┌─ Data supplied

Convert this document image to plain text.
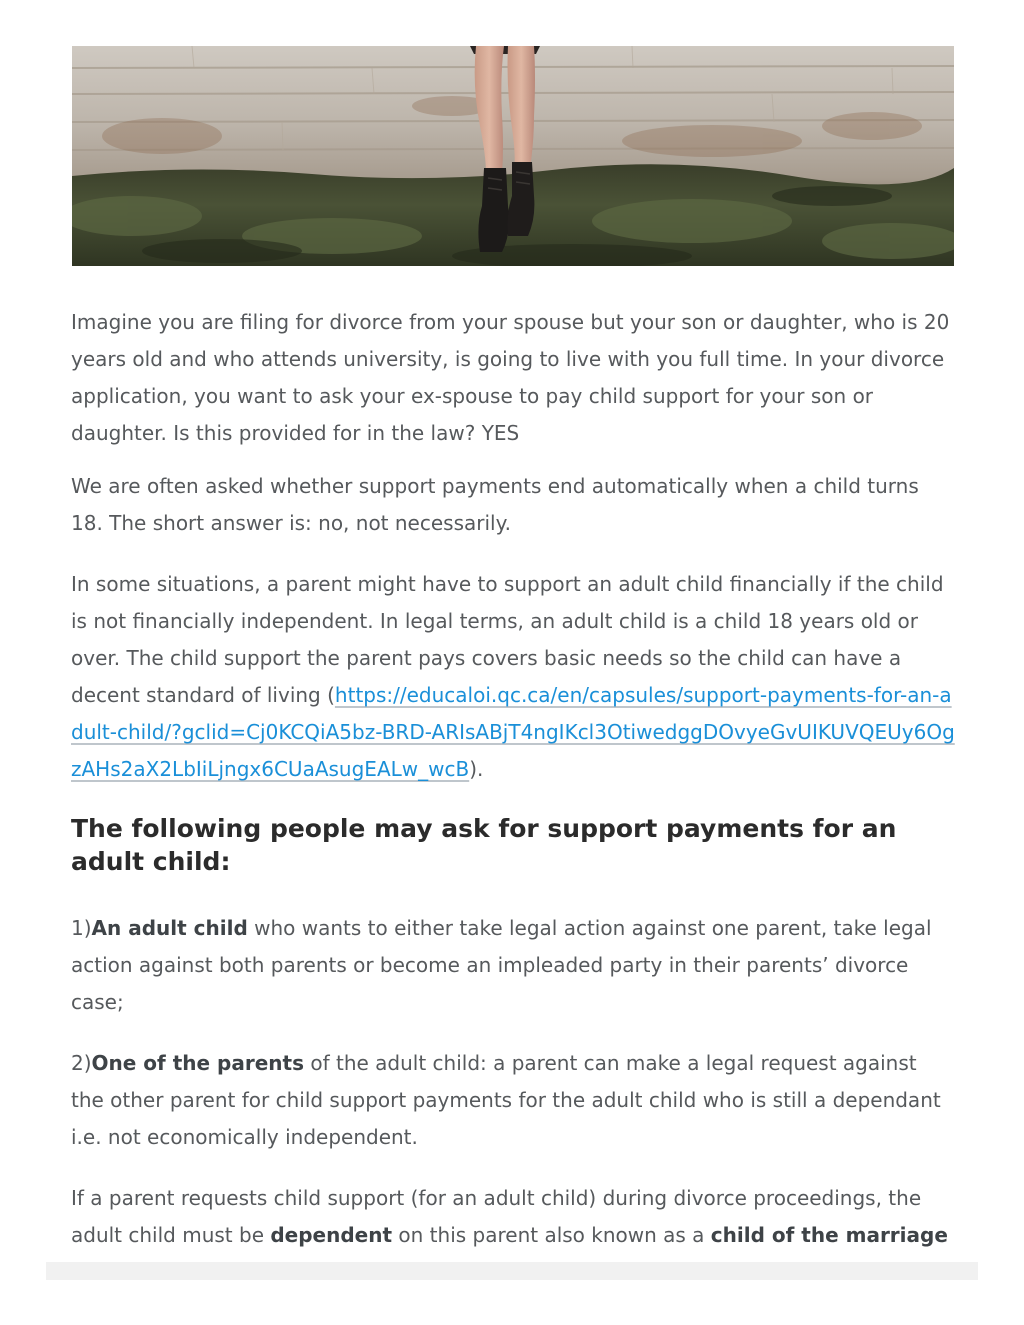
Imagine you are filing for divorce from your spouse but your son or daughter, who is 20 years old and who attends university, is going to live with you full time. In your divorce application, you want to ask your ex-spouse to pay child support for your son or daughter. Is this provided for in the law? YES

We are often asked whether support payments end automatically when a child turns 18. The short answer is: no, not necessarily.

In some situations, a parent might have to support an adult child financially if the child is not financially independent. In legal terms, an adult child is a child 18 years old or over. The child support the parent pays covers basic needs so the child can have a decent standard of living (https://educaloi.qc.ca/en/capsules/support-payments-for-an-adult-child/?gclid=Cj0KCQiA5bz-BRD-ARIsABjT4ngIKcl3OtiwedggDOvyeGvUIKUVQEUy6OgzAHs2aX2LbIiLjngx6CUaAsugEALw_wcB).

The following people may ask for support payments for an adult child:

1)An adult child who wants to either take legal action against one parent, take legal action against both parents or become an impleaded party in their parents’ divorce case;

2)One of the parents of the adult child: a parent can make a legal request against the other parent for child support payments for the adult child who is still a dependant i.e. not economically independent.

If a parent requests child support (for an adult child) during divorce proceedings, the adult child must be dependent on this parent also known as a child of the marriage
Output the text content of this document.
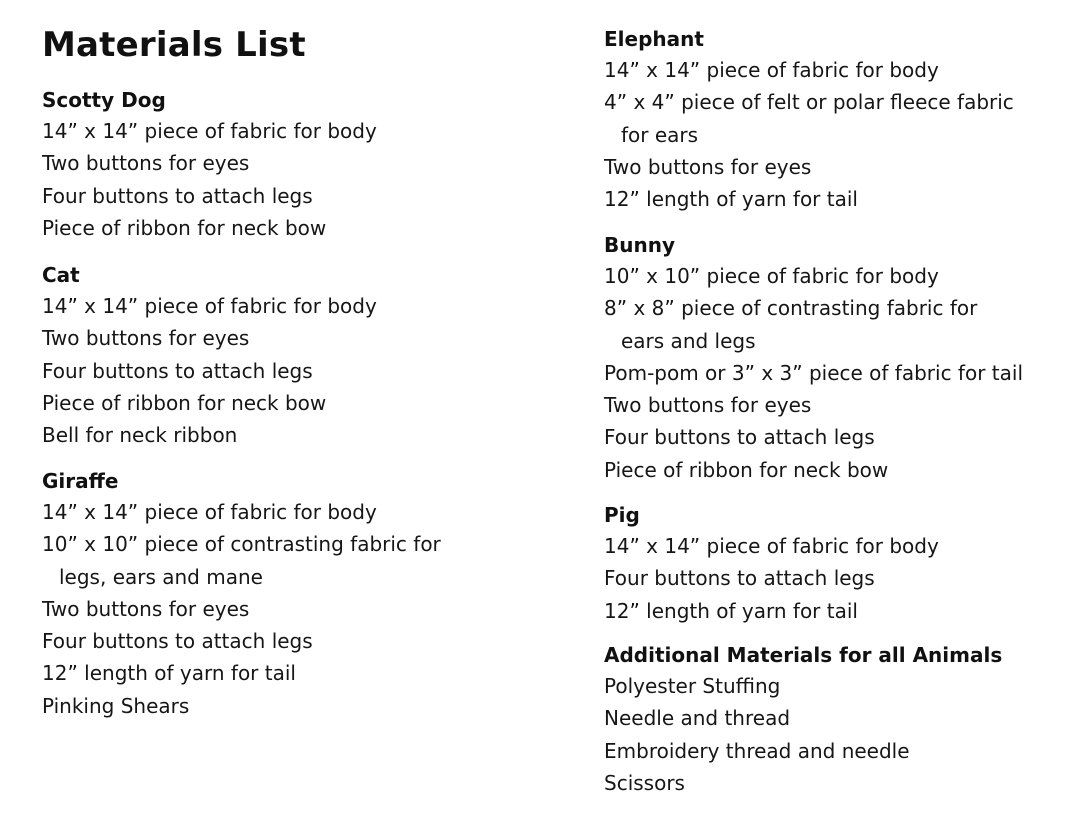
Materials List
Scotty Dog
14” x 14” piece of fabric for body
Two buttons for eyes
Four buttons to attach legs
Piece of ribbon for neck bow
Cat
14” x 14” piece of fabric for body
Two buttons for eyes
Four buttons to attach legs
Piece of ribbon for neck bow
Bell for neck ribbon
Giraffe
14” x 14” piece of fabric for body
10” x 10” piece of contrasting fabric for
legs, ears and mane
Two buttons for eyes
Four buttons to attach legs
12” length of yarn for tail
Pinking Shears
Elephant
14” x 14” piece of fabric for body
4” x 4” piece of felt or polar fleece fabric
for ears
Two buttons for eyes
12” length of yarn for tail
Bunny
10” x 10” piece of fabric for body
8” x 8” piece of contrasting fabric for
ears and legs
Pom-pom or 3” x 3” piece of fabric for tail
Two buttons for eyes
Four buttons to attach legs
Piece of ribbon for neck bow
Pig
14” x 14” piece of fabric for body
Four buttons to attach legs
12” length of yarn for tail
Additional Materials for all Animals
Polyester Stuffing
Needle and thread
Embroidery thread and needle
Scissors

└─

Print again, word for word, every line from the line with "Output the text content of this document." to the final line of the records, inclusive; skip the pictures.

Response to this exercise ->
Output the text content of this document.
Materials List
Scotty Dog
14” x 14” piece of fabric for body
Two buttons for eyes
Four buttons to attach legs
Piece of ribbon for neck bow
Cat
14” x 14” piece of fabric for body
Two buttons for eyes
Four buttons to attach legs
Piece of ribbon for neck bow
Bell for neck ribbon
Giraffe
14” x 14” piece of fabric for body
10” x 10” piece of contrasting fabric for
legs, ears and mane
Two buttons for eyes
Four buttons to attach legs
12” length of yarn for tail
Pinking Shears
Elephant
14” x 14” piece of fabric for body
4” x 4” piece of felt or polar fleece fabric
for ears
Two buttons for eyes
12” length of yarn for tail
Bunny
10” x 10” piece of fabric for body
8” x 8” piece of contrasting fabric for
ears and legs
Pom-pom or 3” x 3” piece of fabric for tail
Two buttons for eyes
Four buttons to attach legs
Piece of ribbon for neck bow
Pig
14” x 14” piece of fabric for body
Four buttons to attach legs
12” length of yarn for tail
Additional Materials for all Animals
Polyester Stuffing
Needle and thread
Embroidery thread and needle
Scissors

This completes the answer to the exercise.